Sabtu, 14 Oktober 2017

BUDAYA TRADISI SELAMATAN (bagian pembuka)

Tulus S *

Upacara tradisi selamatan (slametan) ataupun gelar sesaji (sajen) bagi masyarakat Jawa seakan sudah menjadi pola kehidupan yang biasa dilaksanakan. Walau hal tersebut mengalami sebuah pergeseran bahkan pertentangan karena adanya sebuah perubahan dan pengaruh dari budaya luar. Sejak manusia Jawa lahir sudah diperkenalkan dengan tradisi-tradisi selamatan.
Mulai dari kelahiran (brokohan, sepasaran, piton-piton, selapan, setahunan), anak-anak (tetakan/khitanan), upacara perkawinan, masa kehamilan, sampai dengan kematian. Begitu pula dalam pola tradisi kehidupan masyarakat Jawa seperti pindah rumah, membuat rumah, tardisi bersih desa/nyadran, upacara-upacara di Keraton dan masih banyak lagi. Hampir perilaku atau kegiatan yang akan dilakukan oleh masyarakat Jawa tidak  lepas didahului dengan tradisi selamatan.

Dalam rangka mencapai alam adikodrati, orang Jawa melakukan berbagai tindakan supranatural. Tindakan tersebut dilaksanakan melalui proses mistik. Dimana mistik merupakan proses pencermatan dunia batin, agar mampu memasuki dunia lain. Jika alam adikodrati itu bersifat abstrak, maka untuk masuk kesana juga perlu sikap abstrak pula yaitu secara mistik.

Proses mistik ada dua macam, yaitu: (1). Mistik yang dilakukan oleh perorangan. (2). Mistik yang dilakukan secara berkelompok. Pada umumnya, sistem mistik orang Jawa dilakukan secara berkelompok sehingga muncul berbagai aliran yang berbentuk paguyuban, organisasi dan perguruan. Berbagai aliran  penghayat mistik ini mempunyai keyakinan yang berbeda-beda terhadap hal yang dianggap gaib. Namun pusarannya tetap sama yaitu penghormatan terhadap roh atau yang gaib di alam adikodrati.

Selamatan (slametan) yang biasa dilakukan oleh orang Jawa, merupakan adat yang tidak bisa dilepaskan dengan akar sejarah kepercayaan-kepercayaan yang pernah dianut oleh orang Jawa .Aktifitas selamatan bertujuan untuk memperoleh keselamatan bagi pelakunya itu pada mulanya bersumber dari kepercayaan animisme-dinamisme, kepercayaan yang dianut oleh nenek moyang orang Jawa yang menganggap bahwa setiap benda itu punya roh dan kekuatan tertentu. Dari kenyataan ini manusia pada awalnya merasa tidak berdaya, kemudian meminta perlindungan kepada sesuatu yang memiliki kekuatan lebih, yang disebut dengan roh-roh dan kekuatan-kekuatan yang ada pada benda-benda tertentu. Kegiatan yang berupa permohonan untuk suatu keselamatan itu kemudian disebut dengan “selamatan”. Jika pada masa animisme-dinamisme disebut nama-nama roh dan kekuatan tertentu kemudian pada masa Hindu-Budha diganti dengan nama-nama dewa-dewi, dan setelah kedatangan Islam diganti dengan nama-nama Allah, Muhammad, dan para keluarga Nabi serta para sahabatnya dan prinsip-prinsip Islam.

MATERI YANG DIBERIKAN:
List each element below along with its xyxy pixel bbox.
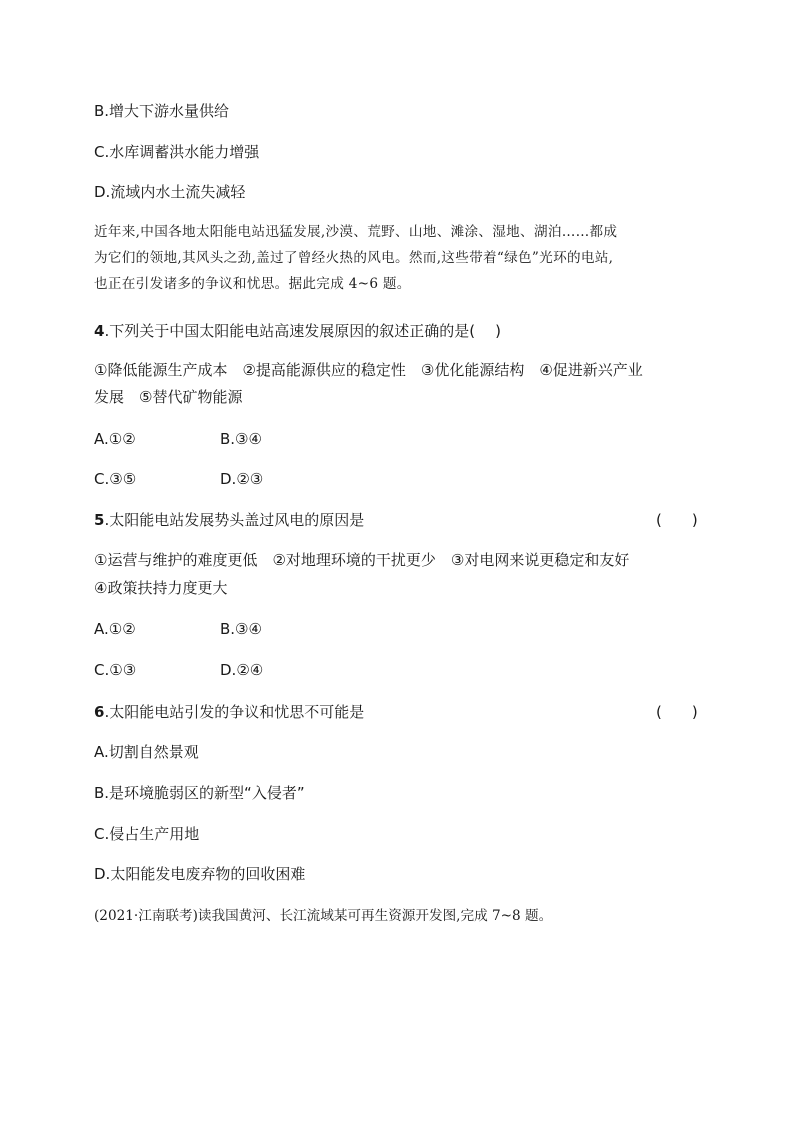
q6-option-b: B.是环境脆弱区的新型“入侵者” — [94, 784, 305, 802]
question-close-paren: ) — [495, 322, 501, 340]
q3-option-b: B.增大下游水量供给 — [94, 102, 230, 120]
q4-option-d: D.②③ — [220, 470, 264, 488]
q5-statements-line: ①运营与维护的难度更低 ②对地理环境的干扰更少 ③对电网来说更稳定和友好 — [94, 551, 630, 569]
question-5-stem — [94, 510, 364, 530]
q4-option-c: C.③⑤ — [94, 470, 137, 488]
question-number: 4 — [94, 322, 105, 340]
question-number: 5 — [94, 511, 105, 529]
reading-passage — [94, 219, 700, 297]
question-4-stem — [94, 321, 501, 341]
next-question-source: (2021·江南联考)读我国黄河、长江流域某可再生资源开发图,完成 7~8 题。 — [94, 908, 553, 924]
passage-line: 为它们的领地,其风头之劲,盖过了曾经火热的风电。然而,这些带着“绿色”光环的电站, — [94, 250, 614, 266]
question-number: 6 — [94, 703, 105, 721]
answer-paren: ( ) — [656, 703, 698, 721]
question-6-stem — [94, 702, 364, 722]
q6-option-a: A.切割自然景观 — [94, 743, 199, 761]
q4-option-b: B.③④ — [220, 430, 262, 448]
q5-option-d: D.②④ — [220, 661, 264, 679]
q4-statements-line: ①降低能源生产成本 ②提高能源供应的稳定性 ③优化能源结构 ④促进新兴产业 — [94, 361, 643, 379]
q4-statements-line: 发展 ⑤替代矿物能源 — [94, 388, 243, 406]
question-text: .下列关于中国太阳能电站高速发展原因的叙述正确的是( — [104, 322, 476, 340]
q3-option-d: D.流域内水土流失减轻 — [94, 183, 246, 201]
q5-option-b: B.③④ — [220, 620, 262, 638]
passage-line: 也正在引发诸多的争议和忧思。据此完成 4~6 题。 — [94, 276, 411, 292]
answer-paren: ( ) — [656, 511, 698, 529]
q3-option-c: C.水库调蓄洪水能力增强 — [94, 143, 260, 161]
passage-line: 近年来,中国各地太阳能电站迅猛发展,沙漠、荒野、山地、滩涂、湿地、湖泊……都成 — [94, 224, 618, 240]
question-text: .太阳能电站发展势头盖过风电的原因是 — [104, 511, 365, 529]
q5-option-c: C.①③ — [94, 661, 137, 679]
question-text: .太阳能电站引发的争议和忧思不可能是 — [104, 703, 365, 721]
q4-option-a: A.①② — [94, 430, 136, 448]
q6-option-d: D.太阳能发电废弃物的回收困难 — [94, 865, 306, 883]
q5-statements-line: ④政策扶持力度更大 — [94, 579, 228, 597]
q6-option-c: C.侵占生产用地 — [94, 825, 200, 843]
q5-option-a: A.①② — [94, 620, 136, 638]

RINCIAN LATIHAN: Salin kembali teks tentang tradisi selamatan mulai dari "Sabtu, 14 Oktober" dan berakhir pada "dengan tradisi-tradisi selamatan.", lalu ganti "sesaji" dengan "sajian".

JAWABAN LATIHAN:
Sabtu, 14 Oktober 2017

BUDAYA TRADISI SELAMATAN (bagian pembuka)

Tulus S *

Upacara tradisi selamatan (slametan) ataupun gelar sajian (sajen) bagi masyarakat Jawa seakan sudah menjadi pola kehidupan yang biasa dilaksanakan. Walau hal tersebut mengalami sebuah pergeseran bahkan pertentangan karena adanya sebuah perubahan dan pengaruh dari budaya luar. Sejak manusia Jawa lahir sudah diperkenalkan dengan tradisi-tradisi selamatan.